## Records for this exercise
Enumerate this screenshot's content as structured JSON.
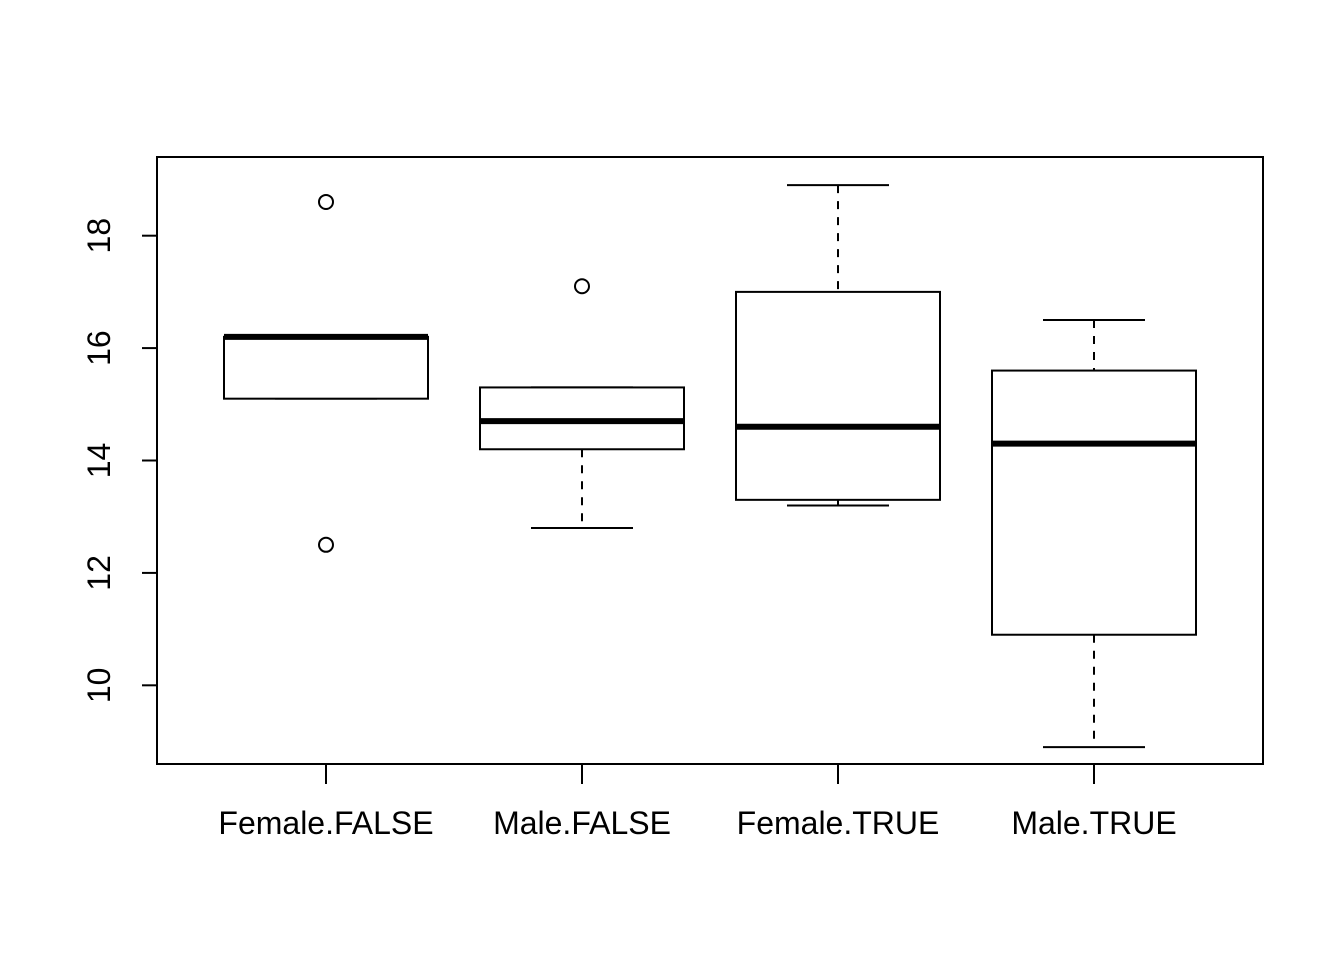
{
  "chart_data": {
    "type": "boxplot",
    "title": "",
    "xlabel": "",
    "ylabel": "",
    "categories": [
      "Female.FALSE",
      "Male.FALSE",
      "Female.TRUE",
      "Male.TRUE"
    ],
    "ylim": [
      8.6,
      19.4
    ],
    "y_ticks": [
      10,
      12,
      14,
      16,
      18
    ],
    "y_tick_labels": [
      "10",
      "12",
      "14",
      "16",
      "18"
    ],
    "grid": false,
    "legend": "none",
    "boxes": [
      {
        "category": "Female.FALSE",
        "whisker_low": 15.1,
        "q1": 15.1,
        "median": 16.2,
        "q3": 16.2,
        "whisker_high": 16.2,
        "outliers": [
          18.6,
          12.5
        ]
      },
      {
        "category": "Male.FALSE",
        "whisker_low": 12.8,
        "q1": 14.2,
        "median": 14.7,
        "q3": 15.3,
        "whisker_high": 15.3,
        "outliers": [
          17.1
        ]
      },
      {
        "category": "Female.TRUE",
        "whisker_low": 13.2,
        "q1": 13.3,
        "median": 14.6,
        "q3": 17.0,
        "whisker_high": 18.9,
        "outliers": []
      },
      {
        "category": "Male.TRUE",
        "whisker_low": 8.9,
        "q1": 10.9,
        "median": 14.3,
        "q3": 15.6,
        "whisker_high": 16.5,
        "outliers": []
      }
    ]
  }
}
--
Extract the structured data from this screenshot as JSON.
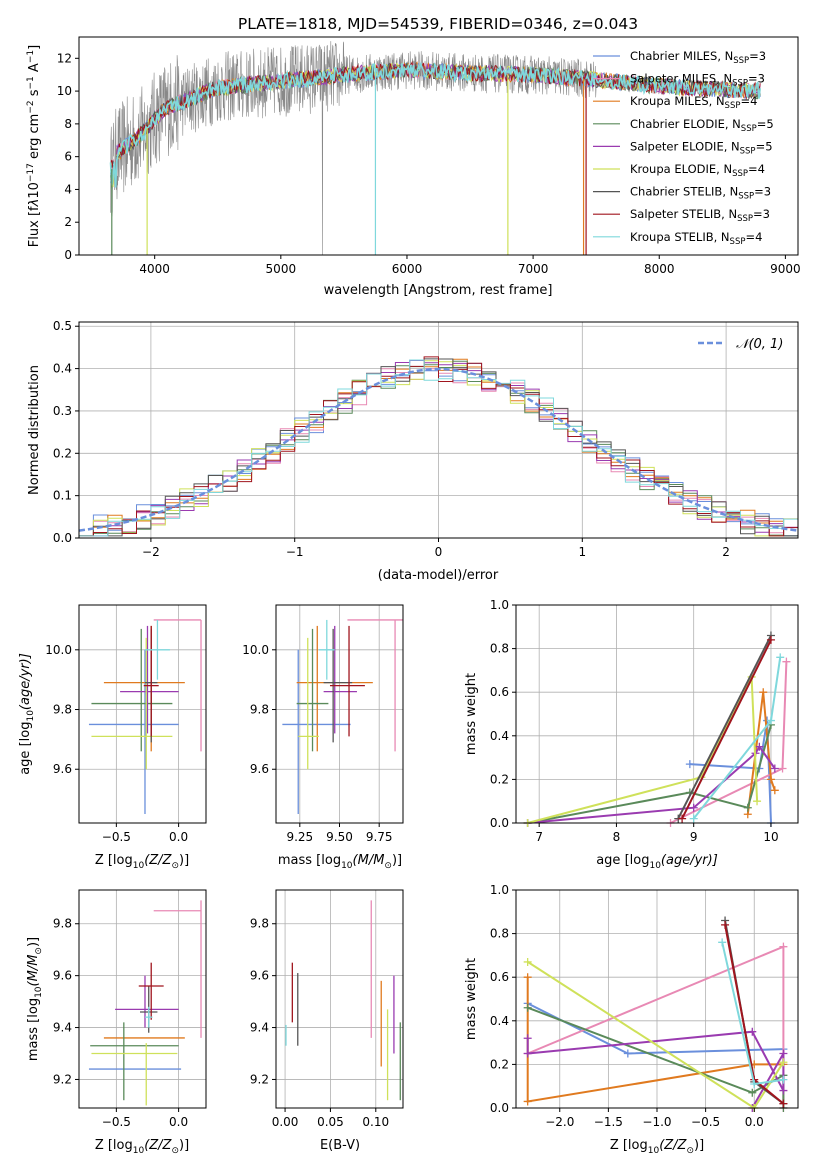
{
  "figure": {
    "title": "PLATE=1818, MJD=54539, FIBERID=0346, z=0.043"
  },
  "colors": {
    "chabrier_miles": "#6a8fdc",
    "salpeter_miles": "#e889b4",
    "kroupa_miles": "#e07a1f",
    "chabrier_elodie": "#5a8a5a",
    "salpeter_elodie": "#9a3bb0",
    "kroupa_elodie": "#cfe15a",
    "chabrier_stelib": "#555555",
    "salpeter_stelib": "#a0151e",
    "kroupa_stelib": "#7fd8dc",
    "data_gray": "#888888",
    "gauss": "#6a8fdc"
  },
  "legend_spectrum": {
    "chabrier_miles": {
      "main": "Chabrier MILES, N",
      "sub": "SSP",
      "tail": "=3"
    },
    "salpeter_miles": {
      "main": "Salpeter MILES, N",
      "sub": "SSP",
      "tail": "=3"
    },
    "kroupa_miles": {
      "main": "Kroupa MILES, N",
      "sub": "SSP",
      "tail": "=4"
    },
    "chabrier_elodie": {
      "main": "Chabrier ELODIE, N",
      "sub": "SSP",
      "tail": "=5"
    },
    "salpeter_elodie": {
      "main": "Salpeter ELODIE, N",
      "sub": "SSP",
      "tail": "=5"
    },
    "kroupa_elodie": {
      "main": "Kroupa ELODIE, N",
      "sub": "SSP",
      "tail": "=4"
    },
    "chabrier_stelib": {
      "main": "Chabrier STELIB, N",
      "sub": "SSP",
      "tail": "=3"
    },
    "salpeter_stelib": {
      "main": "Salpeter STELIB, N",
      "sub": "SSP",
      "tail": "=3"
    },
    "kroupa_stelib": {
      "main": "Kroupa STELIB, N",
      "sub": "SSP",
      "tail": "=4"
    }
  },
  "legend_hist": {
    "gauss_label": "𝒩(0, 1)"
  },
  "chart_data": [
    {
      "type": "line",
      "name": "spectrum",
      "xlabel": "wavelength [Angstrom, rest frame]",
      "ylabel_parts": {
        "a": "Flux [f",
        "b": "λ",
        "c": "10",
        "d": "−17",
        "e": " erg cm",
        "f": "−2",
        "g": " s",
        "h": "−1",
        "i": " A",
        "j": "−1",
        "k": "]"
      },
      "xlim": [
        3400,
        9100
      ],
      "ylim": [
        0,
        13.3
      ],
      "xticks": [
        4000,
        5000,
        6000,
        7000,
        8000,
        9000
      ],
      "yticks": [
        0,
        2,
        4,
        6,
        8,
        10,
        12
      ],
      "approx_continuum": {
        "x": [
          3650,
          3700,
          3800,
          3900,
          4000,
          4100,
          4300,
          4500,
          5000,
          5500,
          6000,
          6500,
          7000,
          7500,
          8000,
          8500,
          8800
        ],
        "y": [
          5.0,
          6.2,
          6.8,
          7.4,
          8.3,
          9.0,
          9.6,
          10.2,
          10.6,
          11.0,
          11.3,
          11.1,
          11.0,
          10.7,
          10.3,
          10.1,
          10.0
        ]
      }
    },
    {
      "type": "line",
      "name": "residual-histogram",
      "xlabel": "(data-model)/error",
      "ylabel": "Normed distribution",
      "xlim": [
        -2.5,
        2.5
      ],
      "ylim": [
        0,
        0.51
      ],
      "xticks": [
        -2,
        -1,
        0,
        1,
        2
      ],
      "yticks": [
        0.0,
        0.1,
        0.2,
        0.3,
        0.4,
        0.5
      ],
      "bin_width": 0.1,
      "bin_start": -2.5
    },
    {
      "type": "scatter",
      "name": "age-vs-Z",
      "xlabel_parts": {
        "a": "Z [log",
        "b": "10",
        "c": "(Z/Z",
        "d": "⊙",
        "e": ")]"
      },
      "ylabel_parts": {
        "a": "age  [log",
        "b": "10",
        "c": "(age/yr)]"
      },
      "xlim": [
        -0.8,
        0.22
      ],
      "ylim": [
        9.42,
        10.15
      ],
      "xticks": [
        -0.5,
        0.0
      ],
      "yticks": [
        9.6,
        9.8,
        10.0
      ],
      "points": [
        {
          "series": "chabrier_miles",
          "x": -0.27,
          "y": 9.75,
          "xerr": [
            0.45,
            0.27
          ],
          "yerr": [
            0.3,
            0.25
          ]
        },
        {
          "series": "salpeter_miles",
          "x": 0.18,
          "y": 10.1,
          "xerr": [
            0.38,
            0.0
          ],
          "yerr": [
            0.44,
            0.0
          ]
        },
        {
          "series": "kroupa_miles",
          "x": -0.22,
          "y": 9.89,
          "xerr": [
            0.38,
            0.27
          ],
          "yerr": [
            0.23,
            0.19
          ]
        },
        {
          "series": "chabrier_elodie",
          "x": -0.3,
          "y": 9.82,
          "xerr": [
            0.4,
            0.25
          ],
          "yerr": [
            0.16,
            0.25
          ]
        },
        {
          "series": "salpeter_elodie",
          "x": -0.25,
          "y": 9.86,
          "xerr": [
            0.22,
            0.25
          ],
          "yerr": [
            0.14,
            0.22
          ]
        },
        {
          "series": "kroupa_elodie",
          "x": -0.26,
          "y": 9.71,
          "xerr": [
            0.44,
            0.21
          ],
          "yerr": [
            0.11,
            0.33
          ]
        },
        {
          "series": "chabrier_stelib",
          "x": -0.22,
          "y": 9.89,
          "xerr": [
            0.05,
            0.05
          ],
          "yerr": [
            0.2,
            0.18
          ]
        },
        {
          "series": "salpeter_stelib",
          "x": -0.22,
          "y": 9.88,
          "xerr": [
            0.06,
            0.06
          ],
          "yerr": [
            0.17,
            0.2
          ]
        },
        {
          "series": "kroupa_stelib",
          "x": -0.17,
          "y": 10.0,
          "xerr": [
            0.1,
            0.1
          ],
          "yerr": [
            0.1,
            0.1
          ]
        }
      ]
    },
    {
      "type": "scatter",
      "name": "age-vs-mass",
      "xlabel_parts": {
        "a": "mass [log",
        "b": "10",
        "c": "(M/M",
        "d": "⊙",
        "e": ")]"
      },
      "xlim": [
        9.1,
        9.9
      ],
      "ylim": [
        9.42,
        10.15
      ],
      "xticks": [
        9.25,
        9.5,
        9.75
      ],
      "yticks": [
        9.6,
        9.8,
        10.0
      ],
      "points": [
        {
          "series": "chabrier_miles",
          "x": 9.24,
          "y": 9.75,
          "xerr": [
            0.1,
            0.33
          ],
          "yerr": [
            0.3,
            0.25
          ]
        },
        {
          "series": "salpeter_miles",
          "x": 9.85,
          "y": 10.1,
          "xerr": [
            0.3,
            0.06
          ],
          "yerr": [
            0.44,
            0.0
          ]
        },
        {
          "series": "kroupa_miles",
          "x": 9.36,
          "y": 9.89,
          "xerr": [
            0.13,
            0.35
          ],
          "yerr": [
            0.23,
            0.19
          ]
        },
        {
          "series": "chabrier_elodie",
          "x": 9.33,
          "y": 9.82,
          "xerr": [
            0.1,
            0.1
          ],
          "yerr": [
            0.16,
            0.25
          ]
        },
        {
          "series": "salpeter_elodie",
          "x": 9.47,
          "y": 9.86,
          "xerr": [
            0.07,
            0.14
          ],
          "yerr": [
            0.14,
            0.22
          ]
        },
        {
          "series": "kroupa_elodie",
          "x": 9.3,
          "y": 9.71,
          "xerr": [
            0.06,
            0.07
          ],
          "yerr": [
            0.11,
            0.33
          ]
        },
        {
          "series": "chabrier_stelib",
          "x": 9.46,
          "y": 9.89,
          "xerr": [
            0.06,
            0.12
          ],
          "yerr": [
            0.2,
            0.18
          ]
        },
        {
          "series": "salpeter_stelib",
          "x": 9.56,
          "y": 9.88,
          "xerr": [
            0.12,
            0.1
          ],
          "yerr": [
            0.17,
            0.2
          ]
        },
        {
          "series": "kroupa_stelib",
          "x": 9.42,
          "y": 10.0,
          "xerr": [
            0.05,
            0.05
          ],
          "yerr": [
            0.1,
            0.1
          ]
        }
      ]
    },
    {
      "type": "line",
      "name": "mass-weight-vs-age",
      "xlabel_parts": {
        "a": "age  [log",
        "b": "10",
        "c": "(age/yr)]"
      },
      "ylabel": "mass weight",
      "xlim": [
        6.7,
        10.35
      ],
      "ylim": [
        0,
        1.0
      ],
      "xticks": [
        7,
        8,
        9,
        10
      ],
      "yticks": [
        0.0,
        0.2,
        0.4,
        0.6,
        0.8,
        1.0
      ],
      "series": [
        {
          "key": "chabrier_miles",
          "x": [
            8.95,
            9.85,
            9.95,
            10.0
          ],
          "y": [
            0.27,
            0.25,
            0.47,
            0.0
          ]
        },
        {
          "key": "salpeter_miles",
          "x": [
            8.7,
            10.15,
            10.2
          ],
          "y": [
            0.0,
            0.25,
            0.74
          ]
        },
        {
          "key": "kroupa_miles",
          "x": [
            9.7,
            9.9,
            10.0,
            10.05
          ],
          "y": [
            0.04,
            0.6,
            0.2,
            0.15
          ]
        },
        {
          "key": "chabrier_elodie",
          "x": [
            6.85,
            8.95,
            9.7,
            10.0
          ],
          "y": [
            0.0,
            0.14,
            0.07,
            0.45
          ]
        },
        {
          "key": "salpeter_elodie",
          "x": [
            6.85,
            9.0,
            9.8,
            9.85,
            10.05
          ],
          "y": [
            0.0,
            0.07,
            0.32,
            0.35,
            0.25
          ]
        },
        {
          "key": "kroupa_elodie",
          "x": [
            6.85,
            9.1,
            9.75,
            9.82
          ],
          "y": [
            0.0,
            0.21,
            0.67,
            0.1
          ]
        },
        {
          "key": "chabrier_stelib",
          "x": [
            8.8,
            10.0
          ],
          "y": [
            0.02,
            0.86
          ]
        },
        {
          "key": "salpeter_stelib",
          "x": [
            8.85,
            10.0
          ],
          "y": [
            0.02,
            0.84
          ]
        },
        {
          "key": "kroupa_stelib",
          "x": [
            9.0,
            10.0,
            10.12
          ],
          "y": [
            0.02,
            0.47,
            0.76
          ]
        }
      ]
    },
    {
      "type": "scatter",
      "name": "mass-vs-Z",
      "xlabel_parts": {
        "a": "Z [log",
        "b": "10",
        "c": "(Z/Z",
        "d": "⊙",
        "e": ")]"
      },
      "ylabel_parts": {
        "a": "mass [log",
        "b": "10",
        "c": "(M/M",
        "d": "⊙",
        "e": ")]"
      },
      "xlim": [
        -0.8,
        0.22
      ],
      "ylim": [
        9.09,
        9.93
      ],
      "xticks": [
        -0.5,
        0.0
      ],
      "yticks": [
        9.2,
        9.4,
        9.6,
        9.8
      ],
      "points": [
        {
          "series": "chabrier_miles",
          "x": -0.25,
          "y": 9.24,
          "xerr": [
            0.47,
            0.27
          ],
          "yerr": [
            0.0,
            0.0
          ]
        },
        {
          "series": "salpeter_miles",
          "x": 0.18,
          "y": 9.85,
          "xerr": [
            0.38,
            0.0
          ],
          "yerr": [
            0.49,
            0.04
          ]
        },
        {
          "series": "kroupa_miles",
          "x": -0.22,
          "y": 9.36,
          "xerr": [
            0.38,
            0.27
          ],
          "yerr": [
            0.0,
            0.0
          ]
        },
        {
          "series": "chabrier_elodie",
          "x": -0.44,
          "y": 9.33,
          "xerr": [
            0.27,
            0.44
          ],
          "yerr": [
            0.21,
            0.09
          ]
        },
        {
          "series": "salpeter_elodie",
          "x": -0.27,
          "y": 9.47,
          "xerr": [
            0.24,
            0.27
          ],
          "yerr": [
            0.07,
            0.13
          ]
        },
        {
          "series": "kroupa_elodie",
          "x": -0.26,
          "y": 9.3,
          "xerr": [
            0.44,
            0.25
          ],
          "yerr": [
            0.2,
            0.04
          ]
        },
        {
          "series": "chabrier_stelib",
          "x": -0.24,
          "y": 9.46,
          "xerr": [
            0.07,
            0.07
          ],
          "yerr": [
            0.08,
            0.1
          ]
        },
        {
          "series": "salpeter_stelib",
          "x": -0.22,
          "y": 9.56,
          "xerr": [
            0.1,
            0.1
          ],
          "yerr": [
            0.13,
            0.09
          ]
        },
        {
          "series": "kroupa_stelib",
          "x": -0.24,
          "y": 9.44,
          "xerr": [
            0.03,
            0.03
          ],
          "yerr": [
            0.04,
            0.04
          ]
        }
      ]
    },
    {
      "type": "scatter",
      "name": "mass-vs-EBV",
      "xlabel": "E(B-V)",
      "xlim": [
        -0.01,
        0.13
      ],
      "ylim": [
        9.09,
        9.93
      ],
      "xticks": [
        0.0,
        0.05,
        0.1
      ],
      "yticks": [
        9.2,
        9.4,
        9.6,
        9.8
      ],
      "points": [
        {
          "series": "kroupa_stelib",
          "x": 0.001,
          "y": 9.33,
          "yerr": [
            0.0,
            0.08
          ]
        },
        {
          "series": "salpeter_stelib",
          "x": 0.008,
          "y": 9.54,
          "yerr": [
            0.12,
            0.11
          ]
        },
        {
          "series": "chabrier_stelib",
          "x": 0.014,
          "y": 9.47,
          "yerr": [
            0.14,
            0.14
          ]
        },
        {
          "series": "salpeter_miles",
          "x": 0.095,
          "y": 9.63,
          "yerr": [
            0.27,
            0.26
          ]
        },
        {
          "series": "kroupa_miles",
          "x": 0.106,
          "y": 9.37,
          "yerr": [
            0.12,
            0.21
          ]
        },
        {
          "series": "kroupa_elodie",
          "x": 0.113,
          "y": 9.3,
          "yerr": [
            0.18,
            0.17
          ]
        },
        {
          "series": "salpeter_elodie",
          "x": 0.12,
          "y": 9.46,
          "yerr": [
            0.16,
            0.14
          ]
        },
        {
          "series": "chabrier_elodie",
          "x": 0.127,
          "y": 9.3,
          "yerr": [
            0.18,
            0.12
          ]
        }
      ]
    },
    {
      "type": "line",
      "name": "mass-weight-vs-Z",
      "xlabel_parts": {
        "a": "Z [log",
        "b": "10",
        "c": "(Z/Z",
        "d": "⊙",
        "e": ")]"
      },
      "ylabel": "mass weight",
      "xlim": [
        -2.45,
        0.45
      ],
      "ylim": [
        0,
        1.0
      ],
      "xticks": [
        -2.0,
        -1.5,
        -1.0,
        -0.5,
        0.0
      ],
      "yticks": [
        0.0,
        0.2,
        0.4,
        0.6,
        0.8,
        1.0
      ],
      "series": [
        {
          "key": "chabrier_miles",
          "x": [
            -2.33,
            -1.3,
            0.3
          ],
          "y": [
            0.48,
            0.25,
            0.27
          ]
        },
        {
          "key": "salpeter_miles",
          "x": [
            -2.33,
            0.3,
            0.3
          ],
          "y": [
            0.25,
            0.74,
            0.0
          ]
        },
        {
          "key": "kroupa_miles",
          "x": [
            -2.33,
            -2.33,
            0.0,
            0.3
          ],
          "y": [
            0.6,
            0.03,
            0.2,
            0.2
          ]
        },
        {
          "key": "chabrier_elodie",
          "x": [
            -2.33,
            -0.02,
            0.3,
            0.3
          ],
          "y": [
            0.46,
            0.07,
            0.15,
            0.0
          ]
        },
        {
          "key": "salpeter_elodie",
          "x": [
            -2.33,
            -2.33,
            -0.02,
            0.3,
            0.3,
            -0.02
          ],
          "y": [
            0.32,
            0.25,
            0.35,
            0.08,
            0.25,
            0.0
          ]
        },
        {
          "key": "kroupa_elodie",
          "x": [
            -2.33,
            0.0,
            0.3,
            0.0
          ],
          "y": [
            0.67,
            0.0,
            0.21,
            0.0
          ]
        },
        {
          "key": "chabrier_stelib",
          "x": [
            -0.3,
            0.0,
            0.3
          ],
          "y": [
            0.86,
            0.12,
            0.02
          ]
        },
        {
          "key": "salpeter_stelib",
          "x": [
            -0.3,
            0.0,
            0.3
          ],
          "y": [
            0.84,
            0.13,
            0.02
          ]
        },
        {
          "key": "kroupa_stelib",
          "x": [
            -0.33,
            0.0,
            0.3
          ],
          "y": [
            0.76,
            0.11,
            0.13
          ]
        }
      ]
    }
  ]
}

## Short task
Pull out each line of the entries that contains "TRUE".

## Answer to the exercise
      "Female.TRUE",
      "Male.TRUE"
        "category": "Female.TRUE",
        "category": "Male.TRUE",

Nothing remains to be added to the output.